### Extrait du document
=======
J'avais eu l'occasion, par deux fois, de voir mon nom figurer sur la
liste des membres du comité de rédaction pour les congrès
de l'UNC ( Union Nationale Camerounaise), parti créé par
le premier président du Cameroun indépendant, Ahmadou Ahidjo.
En décembre 1974, lors des assises du Conseil national de l'enseignement
supérieur, instance présidée par le chef de l'Etat,
j'avais joué le rôle de secrétaire d'une des commissions
présidée par Vroumsia Tchinaye. Celui-ci avait été, à ses
propres dires, impressionné par le fait qu'en même temps
que je prenais des notes et l'aidais à faire le point sur l'évolution
des débats, je le surprenais par la facilité avec laquelle
je soumettais, séance tenante, des formulations de projets de
résolutions qui permettaient de rallier des points de vue apparemment
irréductibles des intervenants. C'est à partir de là qu'il
avait pensé proposer que je fusse associé aux travaux du
comité de rédaction du congrès qui devait suivre
l'année d'après, en 1975 à Douala ainsi que pour
celui de 1980 à Bafoussam. Au sein de ce comité et en matière
de rédaction, les membres avaient tout juste à relire et
améliorer l'écriture des rapports d'activités des
divers présidents des sections départementales du parti.
En effet, jusqu'au congrès de Bafoussam, une journée entière était
prévue dans le programme pour la présentation de leurs
rapports d'activités par les responsables des sections départementales
du parti unique. Beaucoup de ces rapports étaient écrits
dans une langue et un style qui laissaient souvent à désirer.
C'est pour cela que le comité de rédaction avait été institué,
non pas pour la rédaction des choses importantes ( discours, projets
de résolutions, rapport général d'activités
du président du parti,p.e), mais pour faire la toilette des rapports
qui étaient souvent lus d'ailleurs dans une salle de congrès
en pleine somnolence !
Ce n'est donc pas de ce côté-là que je dois aller
situer mon entrée en politique. Il s'agissait d'une tâche
ponctuelle à laquelle on associait des enseignants, y compris
ceux qui continuaient d'être tenus en suspicion comme étant
des opposants " dormants ", comme on dirait aujourd'hui. Je
n'ai occupé aucune fonction politique pendant l'ère du
premier président du Cameroun. Celui-ci avait préféré me
maintenir dans mon milieu académique, malgré l'action sournoise
de tous ceux qui faisaient écrire des rapports m'accusant tout
le temps d'être l'instigateur des grèves des étudiants.
=======
### Bloc de données
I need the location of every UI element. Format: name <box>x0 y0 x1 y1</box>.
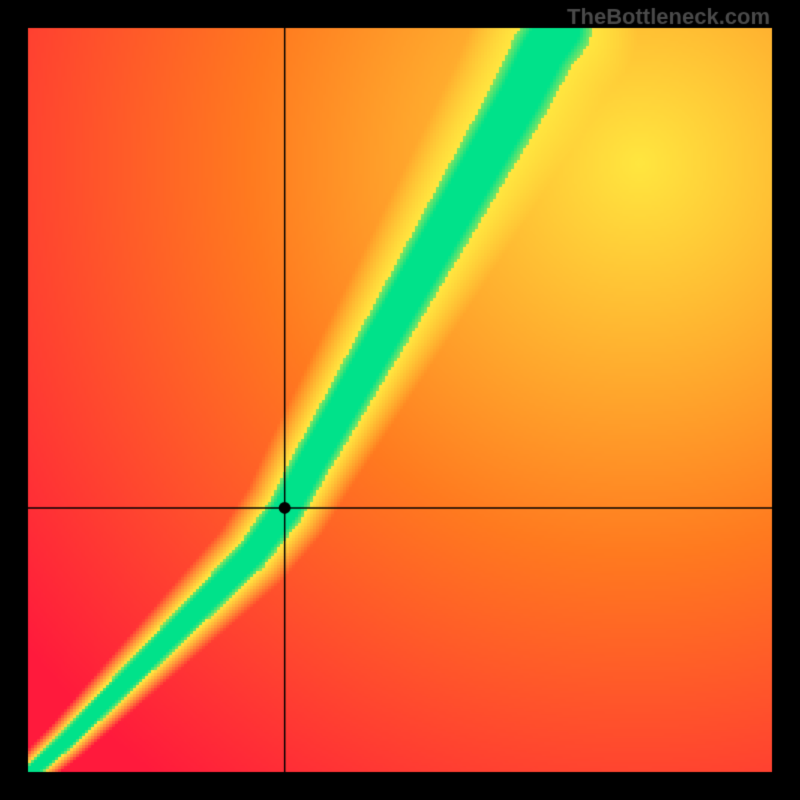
bottleneck-heatmap <box>0 0 800 800</box>
heatmap-canvas <box>0 0 800 800</box>
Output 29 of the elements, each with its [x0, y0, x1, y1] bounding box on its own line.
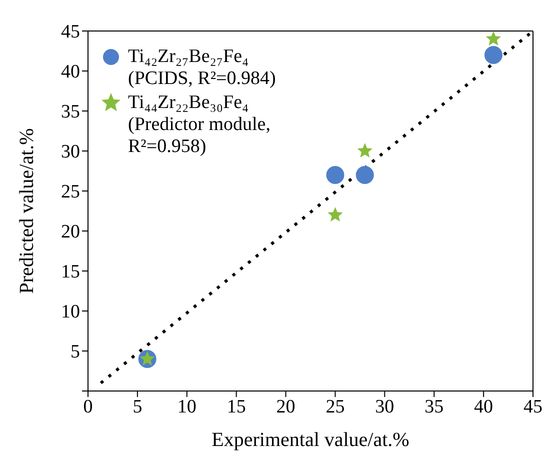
=======
### Objectifs
**1.** Répondez aux questions suivantes d'après l'extrait :
(a) Qui a créé l'UNC ?
(b) Dans quelle ville s'est tenu le congrès de 1980 ?
(c) De quoi les rapports évoqués à la fin de l'extrait accusaient-ils l'auteur ?
**2.** Recopiez fidèlement le passage de l'extrait allant de « Ce n'est donc » jusqu'à « grèves des étudiants. ».

### Corrigé des exercices
**1.**
(a) Ahmadou Ahidjo, le premier président du Cameroun indépendant.
(b) À Bafoussam.
(c) D'être l'instigateur des grèves des étudiants.

**2.**
Ce n'est donc pas de ce côté-là que je dois aller
situer mon entrée en politique. Il s'agissait d'une tâche
ponctuelle à laquelle on associait des enseignants, y compris
ceux qui continuaient d'être tenus en suspicion comme étant
des opposants " dormants ", comme on dirait aujourd'hui. Je
n'ai occupé aucune fonction politique pendant l'ère du
premier président du Cameroun. Celui-ci avait préféré me
maintenir dans mon milieu académique, malgré l'action sournoise
de tous ceux qui faisaient écrire des rapports m'accusant tout
le temps d'être l'instigateur des grèves des étudiants.